[Listing start]
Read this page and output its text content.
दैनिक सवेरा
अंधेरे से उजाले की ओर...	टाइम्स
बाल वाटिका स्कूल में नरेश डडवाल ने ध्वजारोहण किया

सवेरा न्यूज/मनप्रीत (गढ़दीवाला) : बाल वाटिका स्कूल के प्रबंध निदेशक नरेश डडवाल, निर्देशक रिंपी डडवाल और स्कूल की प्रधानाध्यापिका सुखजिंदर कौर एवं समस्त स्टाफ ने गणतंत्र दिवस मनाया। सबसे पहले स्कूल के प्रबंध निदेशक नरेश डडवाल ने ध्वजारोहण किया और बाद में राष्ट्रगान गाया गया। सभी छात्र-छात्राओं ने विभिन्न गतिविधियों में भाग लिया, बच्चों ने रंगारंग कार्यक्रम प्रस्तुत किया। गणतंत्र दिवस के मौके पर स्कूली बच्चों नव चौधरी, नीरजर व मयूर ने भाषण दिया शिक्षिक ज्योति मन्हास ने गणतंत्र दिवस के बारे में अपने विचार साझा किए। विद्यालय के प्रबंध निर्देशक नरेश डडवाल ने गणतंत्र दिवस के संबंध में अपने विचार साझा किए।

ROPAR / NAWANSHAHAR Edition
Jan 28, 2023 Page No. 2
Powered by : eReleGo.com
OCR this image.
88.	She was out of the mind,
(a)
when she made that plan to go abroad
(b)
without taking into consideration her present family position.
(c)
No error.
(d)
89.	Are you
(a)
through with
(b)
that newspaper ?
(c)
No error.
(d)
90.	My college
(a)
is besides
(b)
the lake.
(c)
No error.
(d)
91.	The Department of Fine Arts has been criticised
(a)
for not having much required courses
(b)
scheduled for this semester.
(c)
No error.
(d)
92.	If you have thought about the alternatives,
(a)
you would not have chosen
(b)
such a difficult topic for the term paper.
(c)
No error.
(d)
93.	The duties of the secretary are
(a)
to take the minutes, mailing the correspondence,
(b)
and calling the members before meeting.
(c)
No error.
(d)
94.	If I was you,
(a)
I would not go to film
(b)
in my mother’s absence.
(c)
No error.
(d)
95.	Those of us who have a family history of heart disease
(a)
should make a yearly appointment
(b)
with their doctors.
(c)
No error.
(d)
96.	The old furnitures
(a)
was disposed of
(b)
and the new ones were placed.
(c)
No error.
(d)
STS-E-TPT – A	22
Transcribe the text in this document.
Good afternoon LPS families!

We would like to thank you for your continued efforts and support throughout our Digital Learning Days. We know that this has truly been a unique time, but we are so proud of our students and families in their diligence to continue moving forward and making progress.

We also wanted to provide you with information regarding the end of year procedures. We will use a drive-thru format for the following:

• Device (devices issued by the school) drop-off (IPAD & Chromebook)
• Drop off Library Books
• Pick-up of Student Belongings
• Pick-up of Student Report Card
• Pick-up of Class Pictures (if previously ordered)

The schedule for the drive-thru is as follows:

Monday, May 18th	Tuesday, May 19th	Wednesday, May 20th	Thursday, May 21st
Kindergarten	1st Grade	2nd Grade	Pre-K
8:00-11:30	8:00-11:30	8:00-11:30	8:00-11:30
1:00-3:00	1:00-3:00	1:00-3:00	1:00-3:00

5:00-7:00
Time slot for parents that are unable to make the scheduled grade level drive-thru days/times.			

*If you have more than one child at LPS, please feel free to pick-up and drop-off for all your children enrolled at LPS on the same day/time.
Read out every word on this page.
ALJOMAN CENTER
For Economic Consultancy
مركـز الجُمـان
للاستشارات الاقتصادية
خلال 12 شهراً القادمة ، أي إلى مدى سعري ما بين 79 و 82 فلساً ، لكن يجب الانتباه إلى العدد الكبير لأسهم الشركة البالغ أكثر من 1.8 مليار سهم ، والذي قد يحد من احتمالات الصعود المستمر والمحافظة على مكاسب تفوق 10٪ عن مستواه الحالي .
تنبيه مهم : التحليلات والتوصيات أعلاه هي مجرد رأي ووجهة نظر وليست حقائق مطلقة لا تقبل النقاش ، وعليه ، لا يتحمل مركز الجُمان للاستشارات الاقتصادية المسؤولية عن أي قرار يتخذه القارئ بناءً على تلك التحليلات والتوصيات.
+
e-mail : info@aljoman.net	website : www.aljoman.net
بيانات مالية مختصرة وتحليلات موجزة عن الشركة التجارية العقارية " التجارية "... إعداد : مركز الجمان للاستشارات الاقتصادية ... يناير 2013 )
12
[Listing end]
- **The task**
All of the data must be returned exactly.

- **Problem solution**
Read this page and output its text content.
दैनिक सवेरा
अंधेरे से उजाले की ओर...	टाइम्स
बाल वाटिका स्कूल में नरेश डडवाल ने ध्वजारोहण किया

सवेरा न्यूज/मनप्रीत (गढ़दीवाला) : बाल वाटिका स्कूल के प्रबंध निदेशक नरेश डडवाल, निर्देशक रिंपी डडवाल और स्कूल की प्रधानाध्यापिका सुखजिंदर कौर एवं समस्त स्टाफ ने गणतंत्र दिवस मनाया। सबसे पहले स्कूल के प्रबंध निदेशक नरेश डडवाल ने ध्वजारोहण किया और बाद में राष्ट्रगान गाया गया। सभी छात्र-छात्राओं ने विभिन्न गतिविधियों में भाग लिया, बच्चों ने रंगारंग कार्यक्रम प्रस्तुत किया। गणतंत्र दिवस के मौके पर स्कूली बच्चों नव चौधरी, नीरजर व मयूर ने भाषण दिया शिक्षिक ज्योति मन्हास ने गणतंत्र दिवस के बारे में अपने विचार साझा किए। विद्यालय के प्रबंध निर्देशक नरेश डडवाल ने गणतंत्र दिवस के संबंध में अपने विचार साझा किए।

ROPAR / NAWANSHAHAR Edition
Jan 28, 2023 Page No. 2
Powered by : eReleGo.com
OCR this image.
88.	She was out of the mind,
(a)
when she made that plan to go abroad
(b)
without taking into consideration her present family position.
(c)
No error.
(d)
89.	Are you
(a)
through with
(b)
that newspaper ?
(c)
No error.
(d)
90.	My college
(a)
is besides
(b)
the lake.
(c)
No error.
(d)
91.	The Department of Fine Arts has been criticised
(a)
for not having much required courses
(b)
scheduled for this semester.
(c)
No error.
(d)
92.	If you have thought about the alternatives,
(a)
you would not have chosen
(b)
such a difficult topic for the term paper.
(c)
No error.
(d)
93.	The duties of the secretary are
(a)
to take the minutes, mailing the correspondence,
(b)
and calling the members before meeting.
(c)
No error.
(d)
94.	If I was you,
(a)
I would not go to film
(b)
in my mother’s absence.
(c)
No error.
(d)
95.	Those of us who have a family history of heart disease
(a)
should make a yearly appointment
(b)
with their doctors.
(c)
No error.
(d)
96.	The old furnitures
(a)
was disposed of
(b)
and the new ones were placed.
(c)
No error.
(d)
STS-E-TPT – A	22
Transcribe the text in this document.
Good afternoon LPS families!

We would like to thank you for your continued efforts and support throughout our Digital Learning Days. We know that this has truly been a unique time, but we are so proud of our students and families in their diligence to continue moving forward and making progress.

We also wanted to provide you with information regarding the end of year procedures. We will use a drive-thru format for the following:

• Device (devices issued by the school) drop-off (IPAD & Chromebook)
• Drop off Library Books
• Pick-up of Student Belongings
• Pick-up of Student Report Card
• Pick-up of Class Pictures (if previously ordered)

The schedule for the drive-thru is as follows:

Monday, May 18th	Tuesday, May 19th	Wednesday, May 20th	Thursday, May 21st
Kindergarten	1st Grade	2nd Grade	Pre-K
8:00-11:30	8:00-11:30	8:00-11:30	8:00-11:30
1:00-3:00	1:00-3:00	1:00-3:00	1:00-3:00

5:00-7:00
Time slot for parents that are unable to make the scheduled grade level drive-thru days/times.			

*If you have more than one child at LPS, please feel free to pick-up and drop-off for all your children enrolled at LPS on the same day/time.
Read out every word on this page.
ALJOMAN CENTER
For Economic Consultancy
مركـز الجُمـان
للاستشارات الاقتصادية
خلال 12 شهراً القادمة ، أي إلى مدى سعري ما بين 79 و 82 فلساً ، لكن يجب الانتباه إلى العدد الكبير لأسهم الشركة البالغ أكثر من 1.8 مليار سهم ، والذي قد يحد من احتمالات الصعود المستمر والمحافظة على مكاسب تفوق 10٪ عن مستواه الحالي .
تنبيه مهم : التحليلات والتوصيات أعلاه هي مجرد رأي ووجهة نظر وليست حقائق مطلقة لا تقبل النقاش ، وعليه ، لا يتحمل مركز الجُمان للاستشارات الاقتصادية المسؤولية عن أي قرار يتخذه القارئ بناءً على تلك التحليلات والتوصيات.
+
e-mail : info@aljoman.net	website : www.aljoman.net
بيانات مالية مختصرة وتحليلات موجزة عن الشركة التجارية العقارية " التجارية "... إعداد : مركز الجمان للاستشارات الاقتصادية ... يناير 2013 )
12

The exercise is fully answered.